Start of Reading text
Started by May 10, 2013 03:33 AM
8 comments, last by unbird 11 years, 4 months ago

This has been bugging me for several days now and I can't really figure out if this is actually a problem or not!

This is a low poly sphere

yDbXbF0.jpg

I'm using phong shading and the normals provided by blender when exporting the sphere object.

This is a higher poly count sphere:

Hjqn53Q.jpg

As you can notice, the edges are still visible and that is driving me insane. I'm using Blender's vertex normals so those values should be correct.

The only thing left that could be wrong is the FX file, which again, should be okay.

Here is the code for it:


VS_OUTPUT VS(float4 inPos : POSITION, float2 inTexCoord : TEXCOORD, float3 normal : NORMAL)
{
    VS_OUTPUT output;

    output.Pos = mul(inPos, WVP);	
    output.worldPos = mul(inPos, World);
    output.normal = mul(normal, World);
    output.TexCoord = inTexCoord;

    float4 worldPosition = mul(inPos, World);

    output.viewDirection = normalize(cameraPos - worldPosition);
	
    return output;
}

float4 PS(VS_OUTPUT input) : SV_TARGET
{
    float3 reflection;
    float4 specular;

    input.normal = normalize(input.normal);
	
    float4 tex = ObjTexture.Sample(ObjSamplerState, input.TexCoord);

    float3 finalColor = float3(0.0f, 0.0f, 0.0f);
    specular = float4(0.0f, 0.0f, 0.0f, 0.0f);
	
    //Create ambient
    float3 finalAmbient = tex * light.ambient;
	
    //Create the vector between light position and pixels position
    float3 lightToPixelVec = light.pos - input.worldPos;
		
    //Find the distance between the light pos and pixel pos
    float distance = length(lightToPixelVec);
	
    //If pixel is too far, return
    if( distance > light.range )
End of Reading text
Start of Supplied data
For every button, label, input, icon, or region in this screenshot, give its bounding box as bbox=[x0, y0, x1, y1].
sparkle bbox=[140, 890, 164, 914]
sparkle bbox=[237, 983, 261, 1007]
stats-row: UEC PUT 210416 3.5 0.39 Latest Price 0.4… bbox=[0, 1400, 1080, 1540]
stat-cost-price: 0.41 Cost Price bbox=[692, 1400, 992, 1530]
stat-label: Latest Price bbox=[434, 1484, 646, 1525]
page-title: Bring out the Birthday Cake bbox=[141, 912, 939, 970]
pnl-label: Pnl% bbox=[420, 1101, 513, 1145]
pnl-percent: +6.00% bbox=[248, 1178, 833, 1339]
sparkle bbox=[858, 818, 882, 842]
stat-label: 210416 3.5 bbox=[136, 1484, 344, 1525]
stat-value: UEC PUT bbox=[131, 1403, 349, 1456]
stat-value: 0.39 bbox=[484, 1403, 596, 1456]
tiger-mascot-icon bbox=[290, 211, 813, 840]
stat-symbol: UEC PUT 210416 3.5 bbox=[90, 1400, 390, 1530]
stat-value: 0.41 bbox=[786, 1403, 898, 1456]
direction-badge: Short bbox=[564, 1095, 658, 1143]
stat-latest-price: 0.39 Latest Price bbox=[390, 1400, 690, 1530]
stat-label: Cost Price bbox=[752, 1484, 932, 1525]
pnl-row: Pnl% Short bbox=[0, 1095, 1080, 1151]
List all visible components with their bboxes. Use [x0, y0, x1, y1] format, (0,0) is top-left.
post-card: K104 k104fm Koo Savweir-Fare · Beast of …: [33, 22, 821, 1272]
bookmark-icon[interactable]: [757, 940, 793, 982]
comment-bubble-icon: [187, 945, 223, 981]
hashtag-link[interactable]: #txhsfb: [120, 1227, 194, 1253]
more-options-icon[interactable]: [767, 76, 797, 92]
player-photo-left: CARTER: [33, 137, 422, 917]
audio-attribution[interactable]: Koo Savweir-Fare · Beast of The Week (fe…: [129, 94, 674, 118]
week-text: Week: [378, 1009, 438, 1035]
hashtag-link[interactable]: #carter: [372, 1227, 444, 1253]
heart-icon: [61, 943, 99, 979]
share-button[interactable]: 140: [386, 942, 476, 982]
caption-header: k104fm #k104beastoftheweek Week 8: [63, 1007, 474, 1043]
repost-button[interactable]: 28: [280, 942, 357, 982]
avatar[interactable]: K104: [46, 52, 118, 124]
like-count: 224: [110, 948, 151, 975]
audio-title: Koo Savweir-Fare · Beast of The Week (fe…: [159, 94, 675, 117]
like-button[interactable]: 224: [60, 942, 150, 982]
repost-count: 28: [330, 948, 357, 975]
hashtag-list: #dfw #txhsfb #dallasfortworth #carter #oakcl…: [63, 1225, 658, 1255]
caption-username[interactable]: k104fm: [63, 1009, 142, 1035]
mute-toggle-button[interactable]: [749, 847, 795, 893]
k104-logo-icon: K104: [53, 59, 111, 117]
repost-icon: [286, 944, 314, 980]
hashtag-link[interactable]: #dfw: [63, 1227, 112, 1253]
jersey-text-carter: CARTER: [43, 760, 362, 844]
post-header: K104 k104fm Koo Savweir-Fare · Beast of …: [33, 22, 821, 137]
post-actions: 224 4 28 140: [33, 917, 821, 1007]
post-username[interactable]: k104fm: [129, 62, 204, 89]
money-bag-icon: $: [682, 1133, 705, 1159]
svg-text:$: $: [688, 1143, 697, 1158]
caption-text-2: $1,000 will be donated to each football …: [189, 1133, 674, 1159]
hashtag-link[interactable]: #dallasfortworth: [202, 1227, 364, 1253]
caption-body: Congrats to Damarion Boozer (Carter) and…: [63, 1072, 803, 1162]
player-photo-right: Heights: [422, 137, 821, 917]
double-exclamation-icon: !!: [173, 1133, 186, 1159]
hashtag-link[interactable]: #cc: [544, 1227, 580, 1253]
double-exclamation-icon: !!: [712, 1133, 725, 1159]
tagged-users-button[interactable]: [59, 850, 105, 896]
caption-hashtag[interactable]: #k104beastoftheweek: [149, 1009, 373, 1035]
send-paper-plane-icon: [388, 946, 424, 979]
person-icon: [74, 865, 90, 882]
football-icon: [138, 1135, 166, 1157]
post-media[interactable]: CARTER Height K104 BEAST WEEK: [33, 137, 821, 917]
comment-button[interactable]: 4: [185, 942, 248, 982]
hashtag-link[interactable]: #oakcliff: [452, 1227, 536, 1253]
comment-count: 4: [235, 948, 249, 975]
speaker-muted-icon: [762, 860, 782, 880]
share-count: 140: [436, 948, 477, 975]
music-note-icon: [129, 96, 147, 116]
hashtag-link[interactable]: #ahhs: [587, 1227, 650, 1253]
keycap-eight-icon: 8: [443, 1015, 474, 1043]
End of Supplied data
Exercise instructions —
• a. Answer the following from the sphere shading post.
(i) Which shading technique does the poster use?
(ii) Which program supplies the vertex normals used for the sphere?
(iii) In the pixel shader, against which value is `distance` compared?
• b. Pick up the sphere shading post after its final line and continue it.

Task-by-task outputs —
• a.
(i) Phong shading.
(ii) Blender.
(iii) `light.range`.

• b.
	return float4(finalAmbient, tex.a);
		


	//Turn lightToPixelVec into a unit length vector describing the pixels direction from the lights position
	lightToPixelVec /= distance; 
	
	//Calculate how much light the pixel gets by the angle in which the light strikes the pixels surfaec
	float howMuchLight = dot(input.normal, lightToPixelVec);
	
	
	reflection = normalize(2 * input.normal + lightToPixelVec); 
	specular = pow(saturate(dot(reflection, input.viewDirection)), light.specularPower);
	

	//If light is striking the front side of the pixel
	if( howMuchLight > 0.0f )
	{	

      	finalColor += howMuchLight * tex * light.diffuse + specular;		

        // falloff factor
	finalColor /= light.att[0] + (light.att[1] * distance) + (light.att[2] * (distance*distance));
	
	}	
	    
	finalColor = saturate(finalColor + finalAmbient);	
	return float4(finalColor, tex.a);
}

The code is simplified so that only the relevant light stuff is shown. Nothing too fancy, so I would immensely appreciate if someone could tell me why I simply can't get phong shading to work properly.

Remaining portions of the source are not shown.